▼

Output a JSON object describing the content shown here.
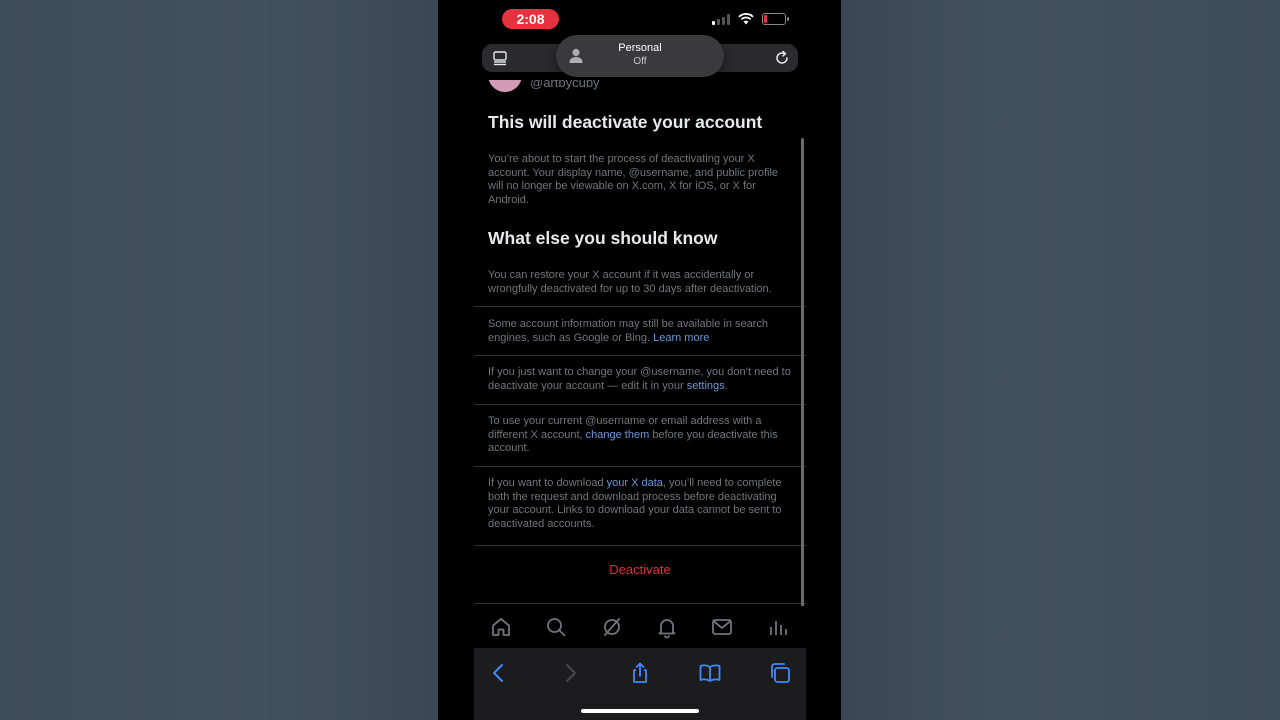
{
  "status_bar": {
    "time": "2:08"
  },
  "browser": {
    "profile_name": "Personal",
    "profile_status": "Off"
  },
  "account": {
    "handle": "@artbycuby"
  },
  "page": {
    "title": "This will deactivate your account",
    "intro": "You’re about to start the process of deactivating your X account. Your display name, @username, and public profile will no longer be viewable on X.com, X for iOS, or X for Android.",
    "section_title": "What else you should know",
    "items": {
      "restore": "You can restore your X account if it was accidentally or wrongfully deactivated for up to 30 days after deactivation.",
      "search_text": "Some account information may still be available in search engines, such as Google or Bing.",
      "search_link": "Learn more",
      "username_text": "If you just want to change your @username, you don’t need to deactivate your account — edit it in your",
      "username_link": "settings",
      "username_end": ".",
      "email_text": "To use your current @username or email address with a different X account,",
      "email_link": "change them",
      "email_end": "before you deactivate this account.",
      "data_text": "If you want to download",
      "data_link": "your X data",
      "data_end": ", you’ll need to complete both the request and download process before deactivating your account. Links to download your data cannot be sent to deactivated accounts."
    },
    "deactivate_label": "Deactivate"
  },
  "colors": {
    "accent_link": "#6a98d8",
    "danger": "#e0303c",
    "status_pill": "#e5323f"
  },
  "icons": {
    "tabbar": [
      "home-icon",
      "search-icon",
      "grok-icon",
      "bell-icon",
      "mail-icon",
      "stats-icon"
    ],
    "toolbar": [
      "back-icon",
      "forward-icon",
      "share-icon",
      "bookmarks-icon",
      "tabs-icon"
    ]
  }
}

▲

■ WRITTEN PROBLEM
Gather up every line in the data above that contains the word "change", copying each one.

■ REPLY TO THE EXERCISE
      "username_text": "If you just want to change your @username, you don’t need to deactivate your account — edit it in your",
      "email_link": "change them",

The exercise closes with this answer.